Skip the images and copy each record exactly as written.
------ Records provided ------
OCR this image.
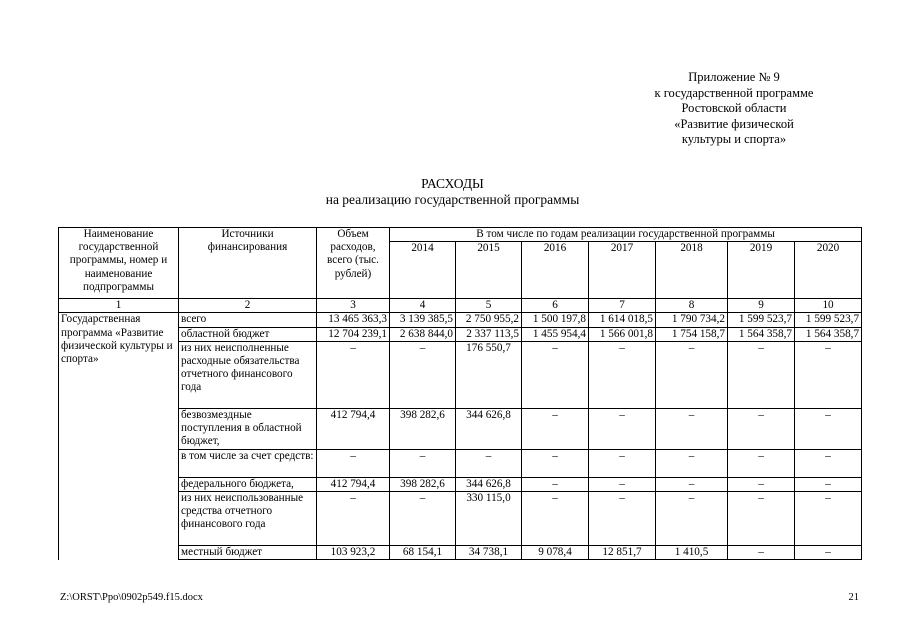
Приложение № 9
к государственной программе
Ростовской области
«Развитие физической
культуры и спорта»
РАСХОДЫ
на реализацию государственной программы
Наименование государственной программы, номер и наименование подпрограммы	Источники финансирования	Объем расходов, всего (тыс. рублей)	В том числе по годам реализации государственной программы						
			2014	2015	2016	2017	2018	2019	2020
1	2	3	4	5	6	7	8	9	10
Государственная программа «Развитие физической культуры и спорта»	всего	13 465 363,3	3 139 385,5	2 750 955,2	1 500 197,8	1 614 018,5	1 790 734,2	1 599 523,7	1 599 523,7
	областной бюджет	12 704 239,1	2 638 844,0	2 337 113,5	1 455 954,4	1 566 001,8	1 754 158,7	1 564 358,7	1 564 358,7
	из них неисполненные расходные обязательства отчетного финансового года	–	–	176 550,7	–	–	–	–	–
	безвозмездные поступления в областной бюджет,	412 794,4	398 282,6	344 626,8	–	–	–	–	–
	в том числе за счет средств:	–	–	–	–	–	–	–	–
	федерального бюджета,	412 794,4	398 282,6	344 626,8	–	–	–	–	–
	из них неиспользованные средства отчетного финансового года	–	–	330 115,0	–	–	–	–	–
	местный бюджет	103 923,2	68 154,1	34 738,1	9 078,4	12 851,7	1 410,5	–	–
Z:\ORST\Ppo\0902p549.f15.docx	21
------
Answer:
OCR this image.
Приложение № 9
к государственной программе
Ростовской области
«Развитие физической
культуры и спорта»
РАСХОДЫ
на реализацию государственной программы
Наименование государственной программы, номер и наименование подпрограммы	Источники финансирования	Объем расходов, всего (тыс. рублей)	В том числе по годам реализации государственной программы						
			2014	2015	2016	2017	2018	2019	2020
1	2	3	4	5	6	7	8	9	10
Государственная программа «Развитие физической культуры и спорта»	всего	13 465 363,3	3 139 385,5	2 750 955,2	1 500 197,8	1 614 018,5	1 790 734,2	1 599 523,7	1 599 523,7
	областной бюджет	12 704 239,1	2 638 844,0	2 337 113,5	1 455 954,4	1 566 001,8	1 754 158,7	1 564 358,7	1 564 358,7
	из них неисполненные расходные обязательства отчетного финансового года	–	–	176 550,7	–	–	–	–	–
	безвозмездные поступления в областной бюджет,	412 794,4	398 282,6	344 626,8	–	–	–	–	–
	в том числе за счет средств:	–	–	–	–	–	–	–	–
	федерального бюджета,	412 794,4	398 282,6	344 626,8	–	–	–	–	–
	из них неиспользованные средства отчетного финансового года	–	–	330 115,0	–	–	–	–	–
	местный бюджет	103 923,2	68 154,1	34 738,1	9 078,4	12 851,7	1 410,5	–	–
Z:\ORST\Ppo\0902p549.f15.docx	21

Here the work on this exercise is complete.